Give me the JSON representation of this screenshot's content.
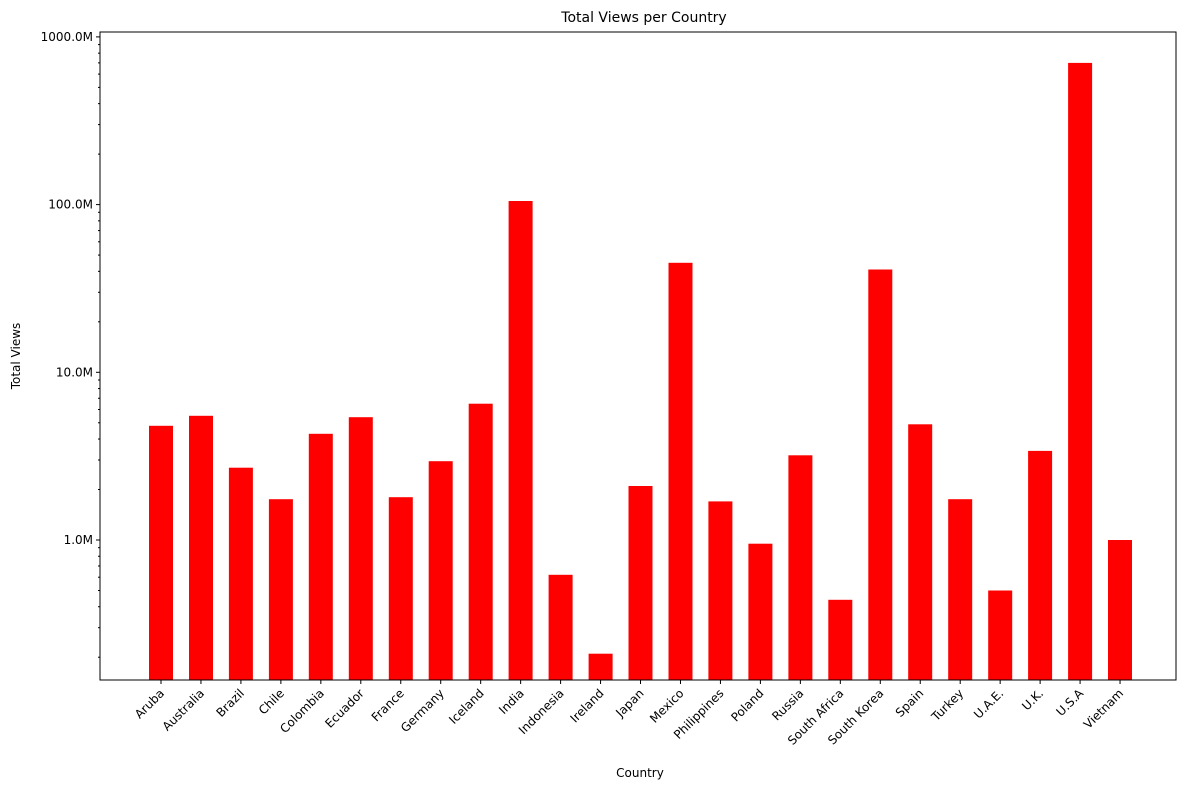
{
  "chart_data": {
    "type": "bar",
    "title": "Total Views per Country",
    "xlabel": "Country",
    "ylabel": "Total Views",
    "yscale": "log",
    "ylim": [
      150000,
      1400000000
    ],
    "bar_color": "#ff0000",
    "grid": false,
    "y_ticks": [
      {
        "value": 1000000,
        "label": "1.0M"
      },
      {
        "value": 10000000,
        "label": "10.0M"
      },
      {
        "value": 100000000,
        "label": "100.0M"
      },
      {
        "value": 1000000000,
        "label": "1000.0M"
      }
    ],
    "categories": [
      "Aruba",
      "Australia",
      "Brazil",
      "Chile",
      "Colombia",
      "Ecuador",
      "France",
      "Germany",
      "Iceland",
      "India",
      "Indonesia",
      "Ireland",
      "Japan",
      "Mexico",
      "Philippines",
      "Poland",
      "Russia",
      "South Africa",
      "South Korea",
      "Spain",
      "Turkey",
      "U.A.E.",
      "U.K.",
      "U.S.A",
      "Vietnam"
    ],
    "values": [
      4800000,
      5500000,
      2700000,
      1750000,
      4300000,
      5400000,
      1800000,
      2950000,
      6500000,
      105000000,
      620000,
      210000,
      2100000,
      45000000,
      1700000,
      950000,
      3200000,
      440000,
      41000000,
      4900000,
      1750000,
      500000,
      3400000,
      700000000,
      1000000
    ]
  }
}
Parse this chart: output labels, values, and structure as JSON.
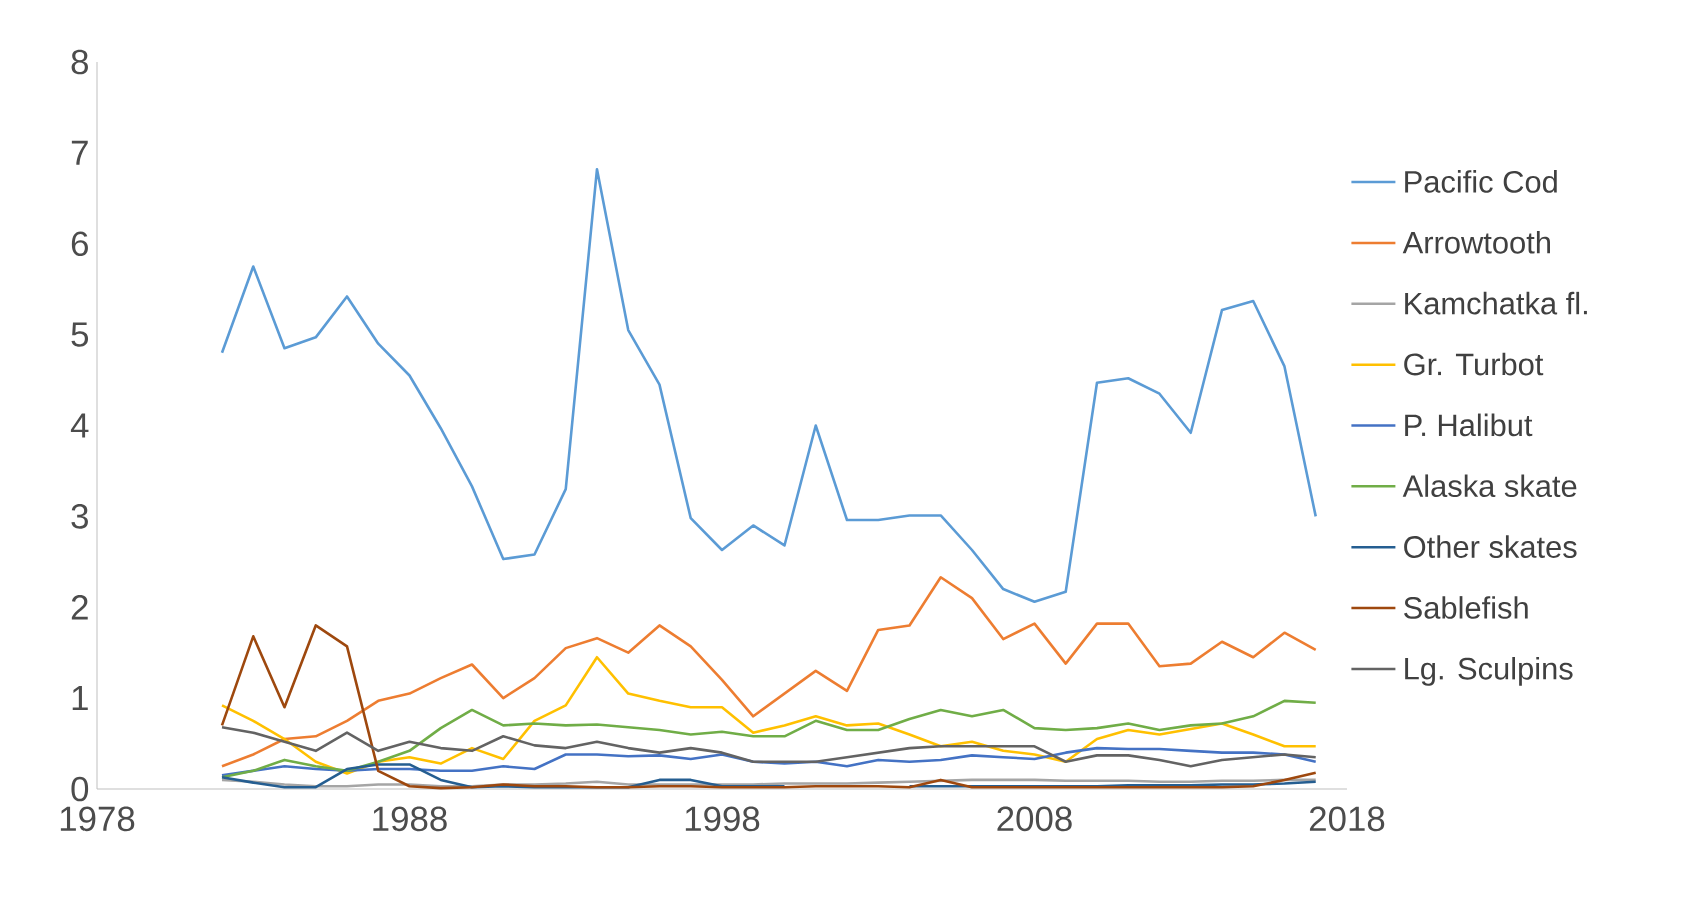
{
  "chart_data": {
    "type": "line",
    "x": [
      1982,
      1983,
      1984,
      1985,
      1986,
      1987,
      1988,
      1989,
      1990,
      1991,
      1992,
      1993,
      1994,
      1995,
      1996,
      1997,
      1998,
      1999,
      2000,
      2001,
      2002,
      2003,
      2004,
      2005,
      2006,
      2007,
      2008,
      2009,
      2010,
      2011,
      2012,
      2013,
      2014,
      2015,
      2016,
      2017
    ],
    "xlim": [
      1978,
      2018
    ],
    "xticks": [
      1978,
      1988,
      1998,
      2008,
      2018
    ],
    "ylim": [
      0,
      8
    ],
    "yticks": [
      0,
      1,
      2,
      3,
      4,
      5,
      6,
      7,
      8
    ],
    "grid": false,
    "legend": "right",
    "marker": "none",
    "line_style": "solid",
    "series": [
      {
        "name": "Pacific Cod",
        "color": "#5b9bd5",
        "values": [
          4.8,
          5.75,
          4.85,
          4.97,
          5.42,
          4.9,
          4.55,
          3.97,
          3.33,
          2.53,
          2.58,
          3.3,
          6.82,
          5.05,
          4.45,
          2.98,
          2.63,
          2.9,
          2.68,
          4.0,
          2.96,
          2.96,
          3.01,
          3.01,
          2.63,
          2.2,
          2.06,
          2.17,
          4.47,
          4.52,
          4.35,
          3.92,
          5.27,
          5.37,
          4.65,
          3.0
        ]
      },
      {
        "name": "Arrowtooth",
        "color": "#ed7d31",
        "values": [
          0.25,
          0.38,
          0.55,
          0.58,
          0.75,
          0.97,
          1.05,
          1.22,
          1.37,
          1.0,
          1.22,
          1.55,
          1.66,
          1.5,
          1.8,
          1.57,
          1.2,
          0.8,
          1.05,
          1.3,
          1.08,
          1.75,
          1.8,
          2.33,
          2.1,
          1.65,
          1.82,
          1.38,
          1.82,
          1.82,
          1.35,
          1.38,
          1.62,
          1.45,
          1.72,
          1.53
        ]
      },
      {
        "name": "Kamchatka fl.",
        "color": "#a5a5a5",
        "values": [
          0.1,
          0.08,
          0.05,
          0.03,
          0.03,
          0.05,
          0.05,
          0.03,
          0.03,
          0.05,
          0.05,
          0.06,
          0.08,
          0.05,
          0.05,
          0.05,
          0.05,
          0.05,
          0.06,
          0.06,
          0.06,
          0.07,
          0.08,
          0.09,
          0.1,
          0.1,
          0.1,
          0.09,
          0.09,
          0.09,
          0.08,
          0.08,
          0.09,
          0.09,
          0.1,
          0.1
        ]
      },
      {
        "name": "Gr. Turbot",
        "color": "#ffc000",
        "values": [
          0.92,
          0.75,
          0.55,
          0.3,
          0.17,
          0.3,
          0.35,
          0.28,
          0.45,
          0.33,
          0.75,
          0.92,
          1.45,
          1.05,
          0.97,
          0.9,
          0.9,
          0.62,
          0.7,
          0.8,
          0.7,
          0.72,
          0.6,
          0.47,
          0.52,
          0.42,
          0.38,
          0.3,
          0.55,
          0.65,
          0.6,
          0.66,
          0.72,
          0.6,
          0.47,
          0.47
        ]
      },
      {
        "name": "P. Halibut",
        "color": "#4472c4",
        "values": [
          0.15,
          0.2,
          0.25,
          0.22,
          0.2,
          0.22,
          0.22,
          0.2,
          0.2,
          0.25,
          0.22,
          0.38,
          0.38,
          0.36,
          0.37,
          0.33,
          0.38,
          0.3,
          0.28,
          0.3,
          0.25,
          0.32,
          0.3,
          0.32,
          0.37,
          0.35,
          0.33,
          0.4,
          0.45,
          0.44,
          0.44,
          0.42,
          0.4,
          0.4,
          0.38,
          0.3
        ]
      },
      {
        "name": "Alaska skate",
        "color": "#70ad47",
        "values": [
          0.13,
          0.2,
          0.32,
          0.25,
          0.2,
          0.3,
          0.42,
          0.67,
          0.87,
          0.7,
          0.72,
          0.7,
          0.71,
          0.68,
          0.65,
          0.6,
          0.63,
          0.58,
          0.58,
          0.75,
          0.65,
          0.65,
          0.77,
          0.87,
          0.8,
          0.87,
          0.67,
          0.65,
          0.67,
          0.72,
          0.65,
          0.7,
          0.72,
          0.8,
          0.97,
          0.95
        ]
      },
      {
        "name": "Other skates",
        "color": "#255e91",
        "values": [
          0.13,
          0.07,
          0.02,
          0.02,
          0.22,
          0.27,
          0.27,
          0.1,
          0.02,
          0.03,
          0.02,
          0.02,
          0.02,
          0.02,
          0.1,
          0.1,
          0.03,
          0.03,
          0.03,
          null,
          null,
          null,
          0.03,
          0.03,
          0.03,
          0.03,
          0.03,
          0.03,
          0.03,
          0.04,
          0.04,
          0.04,
          0.05,
          0.05,
          0.06,
          0.08
        ]
      },
      {
        "name": "Sablefish",
        "color": "#9e480e",
        "values": [
          0.7,
          1.68,
          0.9,
          1.8,
          1.57,
          0.2,
          0.03,
          0.01,
          0.02,
          0.05,
          0.03,
          0.03,
          0.02,
          0.02,
          0.03,
          0.03,
          0.02,
          0.02,
          0.02,
          0.03,
          0.03,
          0.03,
          0.02,
          0.1,
          0.02,
          0.02,
          0.02,
          0.02,
          0.02,
          0.02,
          0.02,
          0.02,
          0.02,
          0.03,
          0.1,
          0.18
        ]
      },
      {
        "name": "Lg. Sculpins",
        "color": "#636363",
        "values": [
          0.68,
          0.62,
          0.52,
          0.42,
          0.62,
          0.42,
          0.52,
          0.45,
          0.42,
          0.58,
          0.48,
          0.45,
          0.52,
          0.45,
          0.4,
          0.45,
          0.4,
          0.3,
          0.3,
          0.3,
          0.35,
          0.4,
          0.45,
          0.47,
          0.47,
          0.47,
          0.47,
          0.3,
          0.37,
          0.37,
          0.32,
          0.25,
          0.32,
          0.35,
          0.38,
          0.35
        ]
      }
    ]
  }
}
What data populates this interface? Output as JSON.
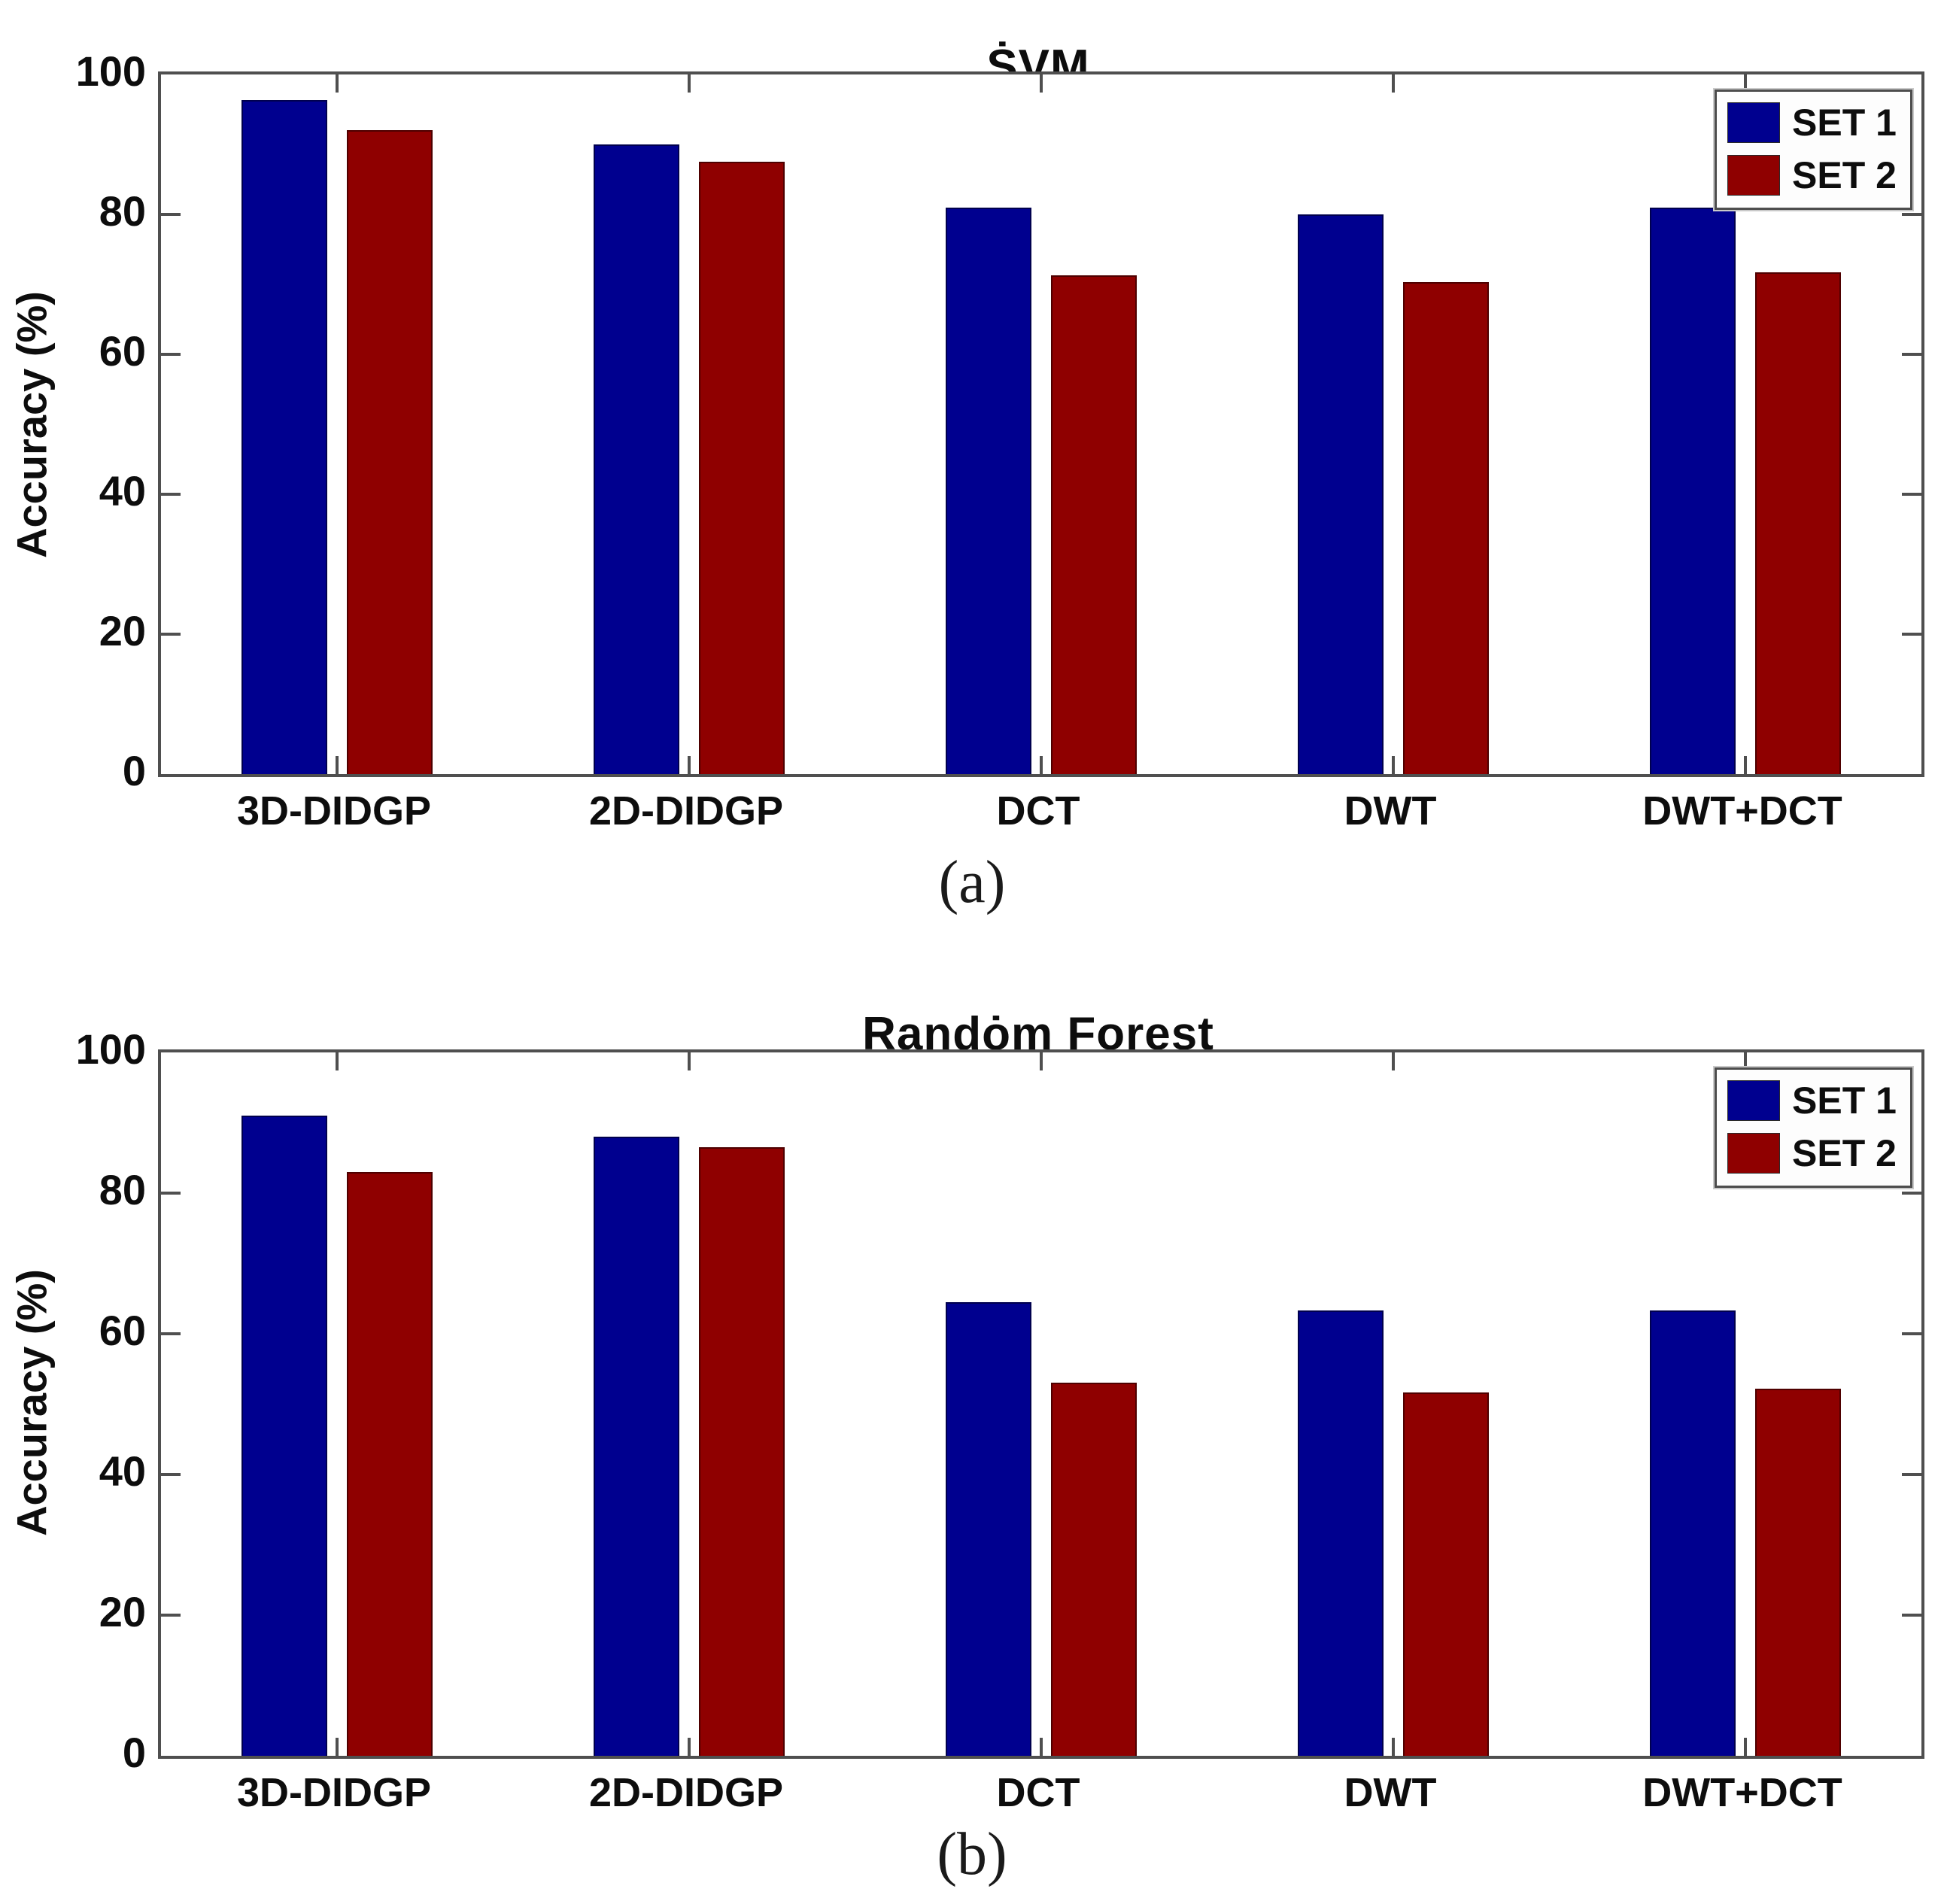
{
  "colors": {
    "set1": "#00008f",
    "set2": "#8f0000",
    "axis": "#4f4f4f",
    "background": "#ffffff",
    "text": "#0d0d0d"
  },
  "chart_data": [
    {
      "type": "bar",
      "title": "ṠVM",
      "caption": "(a)",
      "xlabel": "",
      "ylabel": "Accuracy (%)",
      "ylim": [
        0,
        100
      ],
      "yticks": [
        0,
        20,
        40,
        60,
        80,
        100
      ],
      "grid": false,
      "legend_position": "top-right",
      "categories": [
        "3D-DIDGP",
        "2D-DIDGP",
        "DCT",
        "DWT",
        "DWT+DCT"
      ],
      "series": [
        {
          "name": "SET 1",
          "color": "#00008f",
          "values": [
            96.3,
            90,
            81,
            80,
            81
          ]
        },
        {
          "name": "SET 2",
          "color": "#8f0000",
          "values": [
            92,
            87.5,
            71.3,
            70.3,
            71.7
          ]
        }
      ]
    },
    {
      "type": "bar",
      "title": "Randȯm Forest",
      "caption": "(b)",
      "xlabel": "",
      "ylabel": "Accuracy (%)",
      "ylim": [
        0,
        100
      ],
      "yticks": [
        0,
        20,
        40,
        60,
        80,
        100
      ],
      "grid": false,
      "legend_position": "top-right",
      "categories": [
        "3D-DIDGP",
        "2D-DIDGP",
        "DCT",
        "DWT",
        "DWT+DCT"
      ],
      "series": [
        {
          "name": "SET 1",
          "color": "#00008f",
          "values": [
            91,
            88,
            64.5,
            63.3,
            63.3
          ]
        },
        {
          "name": "SET 2",
          "color": "#8f0000",
          "values": [
            83,
            86.5,
            53,
            51.7,
            52.2
          ]
        }
      ]
    }
  ]
}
◆ ◆ ◆ ◆ ◆ ◆ ◆
What the task requires: From the data above, copy each line where the string "JSON" appears.

Written solution:
Give me the JSON representation of this screenshot's content.
Parse this chart: output labels, values, and structure as JSON.
What data populates this interface? Output as JSON.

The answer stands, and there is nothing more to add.